▶ [Given task]:
From the listing below, extract every line in which the word "files" appears.

___ Input material

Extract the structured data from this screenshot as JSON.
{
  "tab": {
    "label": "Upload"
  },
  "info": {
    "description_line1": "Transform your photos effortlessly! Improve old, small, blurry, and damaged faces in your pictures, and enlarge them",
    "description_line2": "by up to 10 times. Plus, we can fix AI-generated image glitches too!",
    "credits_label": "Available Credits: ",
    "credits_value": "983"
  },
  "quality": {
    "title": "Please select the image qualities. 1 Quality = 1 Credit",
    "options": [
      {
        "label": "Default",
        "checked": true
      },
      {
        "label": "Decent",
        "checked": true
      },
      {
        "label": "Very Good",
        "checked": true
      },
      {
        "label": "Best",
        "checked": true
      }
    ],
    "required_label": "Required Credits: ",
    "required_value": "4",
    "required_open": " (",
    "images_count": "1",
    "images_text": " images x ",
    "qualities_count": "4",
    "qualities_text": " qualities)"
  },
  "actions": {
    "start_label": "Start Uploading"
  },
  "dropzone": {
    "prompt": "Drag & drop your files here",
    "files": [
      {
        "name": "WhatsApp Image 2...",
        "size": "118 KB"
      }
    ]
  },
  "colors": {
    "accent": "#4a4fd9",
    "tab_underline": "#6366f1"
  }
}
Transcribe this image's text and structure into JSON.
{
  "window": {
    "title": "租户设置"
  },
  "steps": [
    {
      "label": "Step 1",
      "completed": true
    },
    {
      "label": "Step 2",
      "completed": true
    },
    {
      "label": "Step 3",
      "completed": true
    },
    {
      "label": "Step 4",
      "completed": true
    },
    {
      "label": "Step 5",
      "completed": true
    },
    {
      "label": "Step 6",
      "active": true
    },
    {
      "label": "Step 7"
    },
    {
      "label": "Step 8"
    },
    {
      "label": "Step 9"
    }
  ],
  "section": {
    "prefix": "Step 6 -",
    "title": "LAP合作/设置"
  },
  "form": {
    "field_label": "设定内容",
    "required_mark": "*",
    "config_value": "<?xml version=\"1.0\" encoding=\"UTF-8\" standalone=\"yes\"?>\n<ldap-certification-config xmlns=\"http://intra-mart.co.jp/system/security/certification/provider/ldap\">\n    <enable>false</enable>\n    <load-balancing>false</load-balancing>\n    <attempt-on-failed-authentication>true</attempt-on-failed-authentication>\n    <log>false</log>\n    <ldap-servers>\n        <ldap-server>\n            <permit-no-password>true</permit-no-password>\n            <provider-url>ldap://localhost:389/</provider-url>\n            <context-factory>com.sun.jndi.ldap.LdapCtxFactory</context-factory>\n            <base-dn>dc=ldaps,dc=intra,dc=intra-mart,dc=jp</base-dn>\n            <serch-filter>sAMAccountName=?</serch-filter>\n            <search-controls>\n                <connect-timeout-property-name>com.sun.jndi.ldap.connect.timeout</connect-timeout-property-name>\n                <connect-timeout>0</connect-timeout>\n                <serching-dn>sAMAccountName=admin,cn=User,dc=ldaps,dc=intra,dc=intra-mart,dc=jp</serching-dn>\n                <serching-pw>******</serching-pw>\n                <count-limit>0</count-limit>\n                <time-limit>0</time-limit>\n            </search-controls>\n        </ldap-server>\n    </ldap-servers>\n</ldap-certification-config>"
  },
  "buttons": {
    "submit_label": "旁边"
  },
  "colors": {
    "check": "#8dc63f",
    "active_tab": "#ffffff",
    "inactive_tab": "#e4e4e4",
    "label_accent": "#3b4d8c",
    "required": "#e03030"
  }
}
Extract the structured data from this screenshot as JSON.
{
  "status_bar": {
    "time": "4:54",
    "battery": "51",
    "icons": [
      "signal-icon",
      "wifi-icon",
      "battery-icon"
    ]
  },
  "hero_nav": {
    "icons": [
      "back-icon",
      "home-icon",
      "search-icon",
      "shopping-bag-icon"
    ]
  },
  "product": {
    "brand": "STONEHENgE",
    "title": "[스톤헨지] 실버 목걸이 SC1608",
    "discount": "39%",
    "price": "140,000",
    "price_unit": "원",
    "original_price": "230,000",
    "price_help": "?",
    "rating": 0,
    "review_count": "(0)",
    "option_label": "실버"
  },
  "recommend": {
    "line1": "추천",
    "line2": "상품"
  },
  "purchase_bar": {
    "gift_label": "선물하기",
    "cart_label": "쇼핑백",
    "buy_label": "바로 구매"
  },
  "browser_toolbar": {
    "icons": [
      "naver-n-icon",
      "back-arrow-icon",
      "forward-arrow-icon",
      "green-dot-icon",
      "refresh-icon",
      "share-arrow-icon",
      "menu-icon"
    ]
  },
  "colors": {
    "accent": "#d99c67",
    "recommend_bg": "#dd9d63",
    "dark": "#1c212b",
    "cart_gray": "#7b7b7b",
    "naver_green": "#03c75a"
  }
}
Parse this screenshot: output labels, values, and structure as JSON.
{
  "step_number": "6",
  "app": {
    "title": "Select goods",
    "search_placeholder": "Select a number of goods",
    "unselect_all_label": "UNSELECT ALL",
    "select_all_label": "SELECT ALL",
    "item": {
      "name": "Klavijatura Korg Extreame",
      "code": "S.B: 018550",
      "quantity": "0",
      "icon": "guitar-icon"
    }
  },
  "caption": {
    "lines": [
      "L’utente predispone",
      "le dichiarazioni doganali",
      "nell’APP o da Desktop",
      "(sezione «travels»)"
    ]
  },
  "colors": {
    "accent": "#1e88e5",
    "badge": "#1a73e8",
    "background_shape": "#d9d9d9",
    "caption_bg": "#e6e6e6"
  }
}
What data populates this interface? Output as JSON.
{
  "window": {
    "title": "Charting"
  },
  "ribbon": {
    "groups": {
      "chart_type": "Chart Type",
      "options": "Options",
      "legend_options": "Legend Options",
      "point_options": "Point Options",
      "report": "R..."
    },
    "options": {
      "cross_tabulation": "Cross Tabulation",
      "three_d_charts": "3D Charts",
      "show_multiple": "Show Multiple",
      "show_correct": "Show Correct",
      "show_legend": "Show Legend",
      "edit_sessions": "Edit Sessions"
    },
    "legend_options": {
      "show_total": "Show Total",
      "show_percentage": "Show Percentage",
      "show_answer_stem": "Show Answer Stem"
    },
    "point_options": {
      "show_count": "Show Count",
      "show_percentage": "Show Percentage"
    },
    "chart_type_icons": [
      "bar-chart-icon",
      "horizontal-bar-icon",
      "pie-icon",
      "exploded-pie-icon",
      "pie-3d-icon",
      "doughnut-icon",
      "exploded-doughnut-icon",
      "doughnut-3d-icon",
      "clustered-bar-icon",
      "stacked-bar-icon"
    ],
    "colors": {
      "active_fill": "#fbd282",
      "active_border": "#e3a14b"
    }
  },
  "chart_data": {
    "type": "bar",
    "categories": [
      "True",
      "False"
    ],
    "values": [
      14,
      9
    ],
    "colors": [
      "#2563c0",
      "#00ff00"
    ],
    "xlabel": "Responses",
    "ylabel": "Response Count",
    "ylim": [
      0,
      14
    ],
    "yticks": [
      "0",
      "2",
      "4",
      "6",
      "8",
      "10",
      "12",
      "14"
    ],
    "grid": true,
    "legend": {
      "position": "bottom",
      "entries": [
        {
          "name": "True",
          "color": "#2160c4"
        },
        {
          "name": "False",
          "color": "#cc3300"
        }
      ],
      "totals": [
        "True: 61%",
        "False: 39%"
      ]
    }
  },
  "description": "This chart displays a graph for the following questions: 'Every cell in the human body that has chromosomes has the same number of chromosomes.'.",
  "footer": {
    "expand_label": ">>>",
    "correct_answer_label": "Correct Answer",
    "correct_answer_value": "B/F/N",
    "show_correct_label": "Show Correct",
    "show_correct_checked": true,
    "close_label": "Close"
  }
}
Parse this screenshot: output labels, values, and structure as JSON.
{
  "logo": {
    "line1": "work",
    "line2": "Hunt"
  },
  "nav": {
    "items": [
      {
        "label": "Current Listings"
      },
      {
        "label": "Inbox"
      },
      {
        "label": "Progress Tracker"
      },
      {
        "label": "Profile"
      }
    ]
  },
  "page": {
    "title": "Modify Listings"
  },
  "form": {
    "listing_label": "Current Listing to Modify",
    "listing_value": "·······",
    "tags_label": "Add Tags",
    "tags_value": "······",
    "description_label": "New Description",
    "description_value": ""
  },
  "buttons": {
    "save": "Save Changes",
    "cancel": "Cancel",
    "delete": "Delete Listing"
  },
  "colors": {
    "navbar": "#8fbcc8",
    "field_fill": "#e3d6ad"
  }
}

______

▶ [Solution to the exercise]:
    "prompt": "Drag & drop your files here",
    "files": [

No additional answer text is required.